→ WHAT TO WORK ON:
Copy every line that contains the string "JSON" from the entries below.

→ EXTRACTED INFORMATION:

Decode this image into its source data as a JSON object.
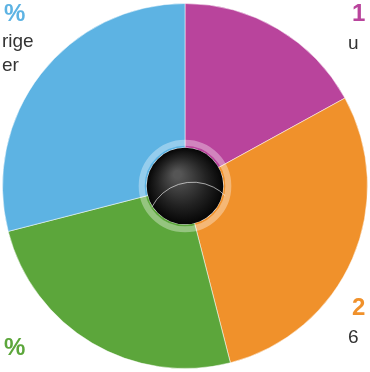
{
  "chart_data": {
    "type": "doughnut",
    "categories": [
      null,
      null,
      null,
      null
    ],
    "values": [
      17,
      29,
      25,
      29
    ],
    "colors": [
      "#b9449c",
      "#f0912b",
      "#5ca63b",
      "#5db3e3"
    ],
    "annotations": [
      "%",
      "rige",
      "er",
      "1",
      "u",
      "2",
      "6",
      "%"
    ]
  }
}
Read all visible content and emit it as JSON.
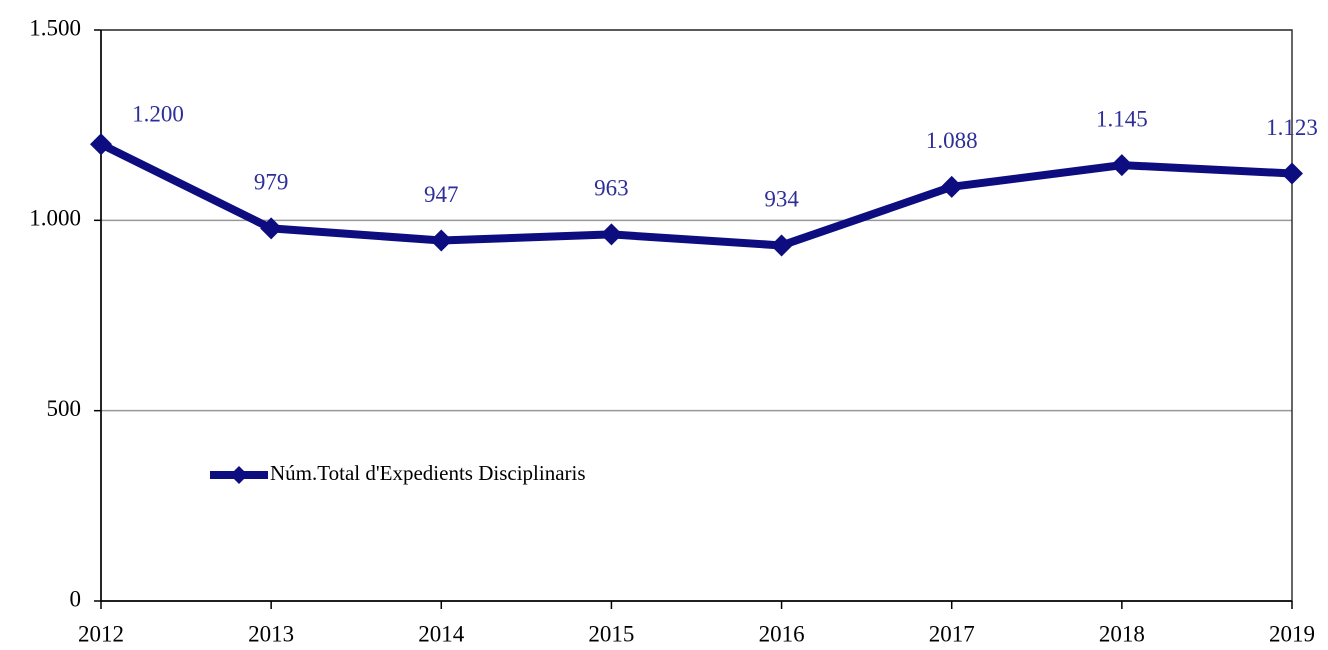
{
  "chart_data": {
    "type": "line",
    "categories": [
      "2012",
      "2013",
      "2014",
      "2015",
      "2016",
      "2017",
      "2018",
      "2019"
    ],
    "series": [
      {
        "name": "Núm.Total d'Expedients Disciplinaris",
        "color": "#0d0d80",
        "values": [
          1200,
          979,
          947,
          963,
          934,
          1088,
          1145,
          1123
        ],
        "value_labels": [
          "1.200",
          "979",
          "947",
          "963",
          "934",
          "1.088",
          "1.145",
          "1.123"
        ]
      }
    ],
    "ylim": [
      0,
      1500
    ],
    "yticks": [
      0,
      500,
      {
        "value": 1000,
        "label": "1.000"
      },
      {
        "value": 1500,
        "label": "1.500"
      }
    ],
    "grid": true,
    "legend": "left"
  }
}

→ PROBLEM SOLUTION:
Decode this image into its source data as a JSON object.
Read all visible content and emit it as JSON.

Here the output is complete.